#### RECORDS FOR THE EXERCISE ####
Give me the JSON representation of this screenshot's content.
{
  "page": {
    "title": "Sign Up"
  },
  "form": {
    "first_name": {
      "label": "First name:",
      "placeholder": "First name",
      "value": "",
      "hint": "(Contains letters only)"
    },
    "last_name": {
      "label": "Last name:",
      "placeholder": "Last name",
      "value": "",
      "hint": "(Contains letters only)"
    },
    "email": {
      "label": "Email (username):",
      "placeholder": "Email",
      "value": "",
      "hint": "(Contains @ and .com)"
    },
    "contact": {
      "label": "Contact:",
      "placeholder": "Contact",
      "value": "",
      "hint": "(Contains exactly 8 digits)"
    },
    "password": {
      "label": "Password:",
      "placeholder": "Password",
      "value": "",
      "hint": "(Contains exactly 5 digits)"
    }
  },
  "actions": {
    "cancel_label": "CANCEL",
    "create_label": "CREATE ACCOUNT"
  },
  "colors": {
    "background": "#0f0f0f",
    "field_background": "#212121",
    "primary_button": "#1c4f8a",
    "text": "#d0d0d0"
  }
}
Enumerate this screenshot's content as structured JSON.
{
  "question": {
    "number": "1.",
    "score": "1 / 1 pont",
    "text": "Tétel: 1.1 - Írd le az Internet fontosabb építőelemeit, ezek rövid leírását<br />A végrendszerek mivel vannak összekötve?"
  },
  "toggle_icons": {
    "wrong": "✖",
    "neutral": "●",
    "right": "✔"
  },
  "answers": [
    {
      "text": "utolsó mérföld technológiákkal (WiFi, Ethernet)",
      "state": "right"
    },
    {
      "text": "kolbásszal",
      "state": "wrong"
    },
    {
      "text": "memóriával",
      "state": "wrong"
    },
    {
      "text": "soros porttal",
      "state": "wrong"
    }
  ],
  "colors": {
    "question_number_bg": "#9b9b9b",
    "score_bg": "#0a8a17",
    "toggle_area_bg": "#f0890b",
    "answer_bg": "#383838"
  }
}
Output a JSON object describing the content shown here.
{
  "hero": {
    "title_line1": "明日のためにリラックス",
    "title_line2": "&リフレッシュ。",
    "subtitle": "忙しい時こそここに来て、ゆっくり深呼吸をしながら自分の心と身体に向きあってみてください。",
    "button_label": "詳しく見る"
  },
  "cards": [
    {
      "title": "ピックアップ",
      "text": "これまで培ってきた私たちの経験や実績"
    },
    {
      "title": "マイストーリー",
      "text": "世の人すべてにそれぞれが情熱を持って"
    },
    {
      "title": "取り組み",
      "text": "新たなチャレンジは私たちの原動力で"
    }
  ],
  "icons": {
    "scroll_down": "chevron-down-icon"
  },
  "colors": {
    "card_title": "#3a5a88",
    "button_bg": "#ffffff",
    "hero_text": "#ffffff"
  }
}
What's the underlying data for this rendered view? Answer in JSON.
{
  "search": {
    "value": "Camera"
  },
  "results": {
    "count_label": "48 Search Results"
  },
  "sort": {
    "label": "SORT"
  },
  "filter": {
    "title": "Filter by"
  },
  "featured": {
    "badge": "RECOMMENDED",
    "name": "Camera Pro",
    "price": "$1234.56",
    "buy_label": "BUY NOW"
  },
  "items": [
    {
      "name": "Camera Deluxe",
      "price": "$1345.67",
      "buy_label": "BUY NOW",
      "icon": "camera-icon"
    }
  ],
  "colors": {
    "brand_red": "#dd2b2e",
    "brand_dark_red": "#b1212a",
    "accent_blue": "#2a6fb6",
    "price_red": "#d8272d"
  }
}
####
### GIVEN PROBLEM:
Set down the listing above in full, please, exactly as it appears.

### TASK RESPONSE:
Give me the JSON representation of this screenshot's content.
{
  "page": {
    "title": "Sign Up"
  },
  "form": {
    "first_name": {
      "label": "First name:",
      "placeholder": "First name",
      "value": "",
      "hint": "(Contains letters only)"
    },
    "last_name": {
      "label": "Last name:",
      "placeholder": "Last name",
      "value": "",
      "hint": "(Contains letters only)"
    },
    "email": {
      "label": "Email (username):",
      "placeholder": "Email",
      "value": "",
      "hint": "(Contains @ and .com)"
    },
    "contact": {
      "label": "Contact:",
      "placeholder": "Contact",
      "value": "",
      "hint": "(Contains exactly 8 digits)"
    },
    "password": {
      "label": "Password:",
      "placeholder": "Password",
      "value": "",
      "hint": "(Contains exactly 5 digits)"
    }
  },
  "actions": {
    "cancel_label": "CANCEL",
    "create_label": "CREATE ACCOUNT"
  },
  "colors": {
    "background": "#0f0f0f",
    "field_background": "#212121",
    "primary_button": "#1c4f8a",
    "text": "#d0d0d0"
  }
}
Enumerate this screenshot's content as structured JSON.
{
  "question": {
    "number": "1.",
    "score": "1 / 1 pont",
    "text": "Tétel: 1.1 - Írd le az Internet fontosabb építőelemeit, ezek rövid leírását<br />A végrendszerek mivel vannak összekötve?"
  },
  "toggle_icons": {
    "wrong": "✖",
    "neutral": "●",
    "right": "✔"
  },
  "answers": [
    {
      "text": "utolsó mérföld technológiákkal (WiFi, Ethernet)",
      "state": "right"
    },
    {
      "text": "kolbásszal",
      "state": "wrong"
    },
    {
      "text": "memóriával",
      "state": "wrong"
    },
    {
      "text": "soros porttal",
      "state": "wrong"
    }
  ],
  "colors": {
    "question_number_bg": "#9b9b9b",
    "score_bg": "#0a8a17",
    "toggle_area_bg": "#f0890b",
    "answer_bg": "#383838"
  }
}
Output a JSON object describing the content shown here.
{
  "hero": {
    "title_line1": "明日のためにリラックス",
    "title_line2": "&リフレッシュ。",
    "subtitle": "忙しい時こそここに来て、ゆっくり深呼吸をしながら自分の心と身体に向きあってみてください。",
    "button_label": "詳しく見る"
  },
  "cards": [
    {
      "title": "ピックアップ",
      "text": "これまで培ってきた私たちの経験や実績"
    },
    {
      "title": "マイストーリー",
      "text": "世の人すべてにそれぞれが情熱を持って"
    },
    {
      "title": "取り組み",
      "text": "新たなチャレンジは私たちの原動力で"
    }
  ],
  "icons": {
    "scroll_down": "chevron-down-icon"
  },
  "colors": {
    "card_title": "#3a5a88",
    "button_bg": "#ffffff",
    "hero_text": "#ffffff"
  }
}
What's the underlying data for this rendered view? Answer in JSON.
{
  "search": {
    "value": "Camera"
  },
  "results": {
    "count_label": "48 Search Results"
  },
  "sort": {
    "label": "SORT"
  },
  "filter": {
    "title": "Filter by"
  },
  "featured": {
    "badge": "RECOMMENDED",
    "name": "Camera Pro",
    "price": "$1234.56",
    "buy_label": "BUY NOW"
  },
  "items": [
    {
      "name": "Camera Deluxe",
      "price": "$1345.67",
      "buy_label": "BUY NOW",
      "icon": "camera-icon"
    }
  ],
  "colors": {
    "brand_red": "#dd2b2e",
    "brand_dark_red": "#b1212a",
    "accent_blue": "#2a6fb6",
    "price_red": "#d8272d"
  }
}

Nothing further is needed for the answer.